• **DIRECTIVE**: Repeat each entry in full, exactly.

• **DATASET RECORDS**:
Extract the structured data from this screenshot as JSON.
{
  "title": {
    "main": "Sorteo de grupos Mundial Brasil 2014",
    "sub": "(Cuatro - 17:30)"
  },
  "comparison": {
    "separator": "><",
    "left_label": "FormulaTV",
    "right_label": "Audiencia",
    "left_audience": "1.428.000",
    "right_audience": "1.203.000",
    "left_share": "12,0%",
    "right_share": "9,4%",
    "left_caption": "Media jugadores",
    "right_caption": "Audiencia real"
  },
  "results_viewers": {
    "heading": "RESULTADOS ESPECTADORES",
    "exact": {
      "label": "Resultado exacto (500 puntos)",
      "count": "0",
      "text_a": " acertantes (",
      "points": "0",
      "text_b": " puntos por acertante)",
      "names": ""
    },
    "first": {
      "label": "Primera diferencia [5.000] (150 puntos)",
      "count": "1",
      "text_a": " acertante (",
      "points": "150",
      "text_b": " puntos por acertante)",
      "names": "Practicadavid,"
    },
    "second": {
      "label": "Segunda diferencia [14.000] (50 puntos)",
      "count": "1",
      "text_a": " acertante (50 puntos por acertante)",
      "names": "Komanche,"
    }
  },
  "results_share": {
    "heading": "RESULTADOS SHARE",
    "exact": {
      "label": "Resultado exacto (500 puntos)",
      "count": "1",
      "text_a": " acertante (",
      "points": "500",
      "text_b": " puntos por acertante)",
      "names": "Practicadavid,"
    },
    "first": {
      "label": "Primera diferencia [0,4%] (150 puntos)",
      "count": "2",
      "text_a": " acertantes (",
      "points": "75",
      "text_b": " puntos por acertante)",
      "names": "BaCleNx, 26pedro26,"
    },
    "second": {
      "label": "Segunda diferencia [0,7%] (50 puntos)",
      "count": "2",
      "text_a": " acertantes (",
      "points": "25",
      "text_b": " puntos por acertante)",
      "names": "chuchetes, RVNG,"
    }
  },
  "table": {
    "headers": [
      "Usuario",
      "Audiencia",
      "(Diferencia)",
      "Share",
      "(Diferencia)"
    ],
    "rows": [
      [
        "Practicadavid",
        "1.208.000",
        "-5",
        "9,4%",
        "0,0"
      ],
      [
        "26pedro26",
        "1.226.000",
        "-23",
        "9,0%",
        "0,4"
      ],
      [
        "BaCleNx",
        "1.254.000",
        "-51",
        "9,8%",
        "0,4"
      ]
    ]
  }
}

• **SOLUTION TO THIS EXERCISE**:
Extract the structured data from this screenshot as JSON.
{
  "title": {
    "main": "Sorteo de grupos Mundial Brasil 2014",
    "sub": "(Cuatro - 17:30)"
  },
  "comparison": {
    "separator": "><",
    "left_label": "FormulaTV",
    "right_label": "Audiencia",
    "left_audience": "1.428.000",
    "right_audience": "1.203.000",
    "left_share": "12,0%",
    "right_share": "9,4%",
    "left_caption": "Media jugadores",
    "right_caption": "Audiencia real"
  },
  "results_viewers": {
    "heading": "RESULTADOS ESPECTADORES",
    "exact": {
      "label": "Resultado exacto (500 puntos)",
      "count": "0",
      "text_a": " acertantes (",
      "points": "0",
      "text_b": " puntos por acertante)",
      "names": ""
    },
    "first": {
      "label": "Primera diferencia [5.000] (150 puntos)",
      "count": "1",
      "text_a": " acertante (",
      "points": "150",
      "text_b": " puntos por acertante)",
      "names": "Practicadavid,"
    },
    "second": {
      "label": "Segunda diferencia [14.000] (50 puntos)",
      "count": "1",
      "text_a": " acertante (50 puntos por acertante)",
      "names": "Komanche,"
    }
  },
  "results_share": {
    "heading": "RESULTADOS SHARE",
    "exact": {
      "label": "Resultado exacto (500 puntos)",
      "count": "1",
      "text_a": " acertante (",
      "points": "500",
      "text_b": " puntos por acertante)",
      "names": "Practicadavid,"
    },
    "first": {
      "label": "Primera diferencia [0,4%] (150 puntos)",
      "count": "2",
      "text_a": " acertantes (",
      "points": "75",
      "text_b": " puntos por acertante)",
      "names": "BaCleNx, 26pedro26,"
    },
    "second": {
      "label": "Segunda diferencia [0,7%] (50 puntos)",
      "count": "2",
      "text_a": " acertantes (",
      "points": "25",
      "text_b": " puntos por acertante)",
      "names": "chuchetes, RVNG,"
    }
  },
  "table": {
    "headers": [
      "Usuario",
      "Audiencia",
      "(Diferencia)",
      "Share",
      "(Diferencia)"
    ],
    "rows": [
      [
        "Practicadavid",
        "1.208.000",
        "-5",
        "9,4%",
        "0,0"
      ],
      [
        "26pedro26",
        "1.226.000",
        "-23",
        "9,0%",
        "0,4"
      ],
      [
        "BaCleNx",
        "1.254.000",
        "-51",
        "9,8%",
        "0,4"
      ]
    ]
  }
}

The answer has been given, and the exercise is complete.